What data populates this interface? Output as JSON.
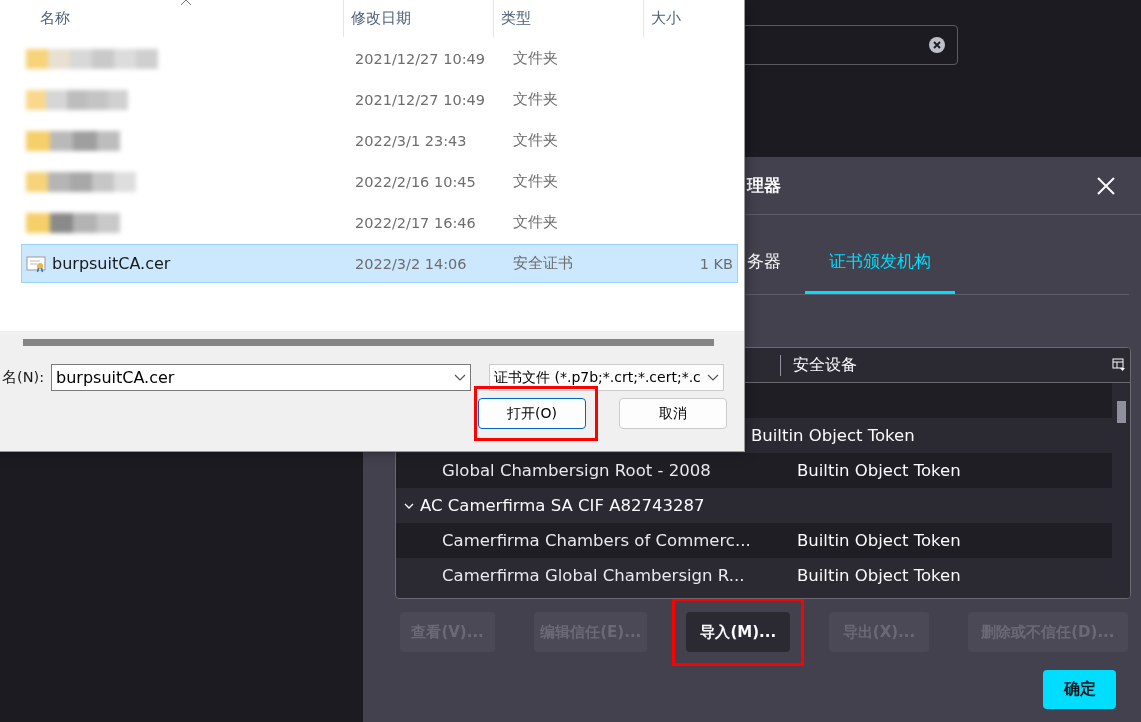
{
  "search_field": {
    "has_clear": true
  },
  "cert_manager": {
    "title": "理器",
    "tabs": [
      {
        "label": "务器",
        "selected": false
      },
      {
        "label": "证书颁发机构",
        "selected": true
      }
    ],
    "table": {
      "columns": [
        "安全设备"
      ],
      "rows": [
        {
          "kind": "blank"
        },
        {
          "kind": "cert",
          "device": "Builtin Object Token"
        },
        {
          "kind": "cert",
          "name": "Global Chambersign Root - 2008",
          "device": "Builtin Object Token"
        },
        {
          "kind": "group",
          "name": "AC Camerfirma SA CIF A82743287",
          "expanded": true
        },
        {
          "kind": "cert",
          "name": "Camerfirma Chambers of Commerc...",
          "device": "Builtin Object Token"
        },
        {
          "kind": "cert",
          "name": "Camerfirma Global Chambersign R...",
          "device": "Builtin Object Token"
        }
      ]
    },
    "buttons": [
      {
        "label": "查看(V)...",
        "disabled": true,
        "highlighted": false
      },
      {
        "label": "编辑信任(E)...",
        "disabled": true,
        "highlighted": false
      },
      {
        "label": "导入(M)...",
        "disabled": false,
        "highlighted": true
      },
      {
        "label": "导出(X)...",
        "disabled": true,
        "highlighted": false
      },
      {
        "label": "删除或不信任(D)...",
        "disabled": true,
        "highlighted": false
      }
    ],
    "ok_button": "确定"
  },
  "file_dialog": {
    "columns": [
      "名称",
      "修改日期",
      "类型",
      "大小"
    ],
    "files": [
      {
        "kind": "folder",
        "modified": "2021/12/27 10:49",
        "type": "文件夹",
        "selected": false
      },
      {
        "kind": "folder",
        "modified": "2021/12/27 10:49",
        "type": "文件夹",
        "selected": false
      },
      {
        "kind": "folder",
        "modified": "2022/3/1 23:43",
        "type": "文件夹",
        "selected": false
      },
      {
        "kind": "folder",
        "modified": "2022/2/16 10:45",
        "type": "文件夹",
        "selected": false
      },
      {
        "kind": "folder",
        "modified": "2022/2/17 16:46",
        "type": "文件夹",
        "selected": false
      },
      {
        "kind": "certificate",
        "name": "burpsuitCA.cer",
        "modified": "2022/3/2 14:06",
        "type": "安全证书",
        "size": "1 KB",
        "selected": true
      }
    ],
    "filename_label": "名(N):",
    "filename": "burpsuitCA.cer",
    "filetype": "证书文件 (*.p7b;*.crt;*.cert;*.c",
    "buttons": [
      {
        "label": "打开(O)",
        "primary": true,
        "highlighted": true
      },
      {
        "label": "取消",
        "primary": false,
        "highlighted": false
      }
    ]
  }
}
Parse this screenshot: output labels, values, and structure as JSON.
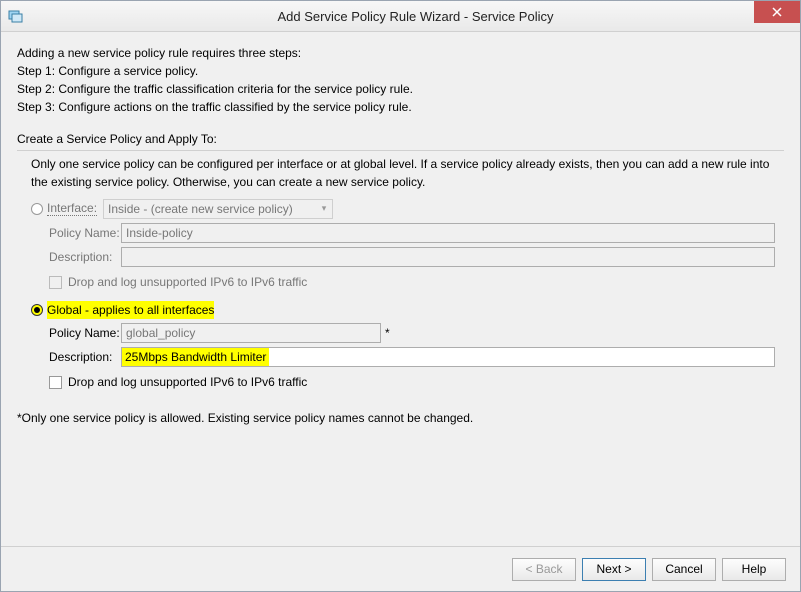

###

**What to do**
Search the entries for the word "Global" and gather every line where it appears.

**Written solution**
          "name": "Global Chambersign Root - 2008",
          "name": "Camerfirma Global Chambersign R...",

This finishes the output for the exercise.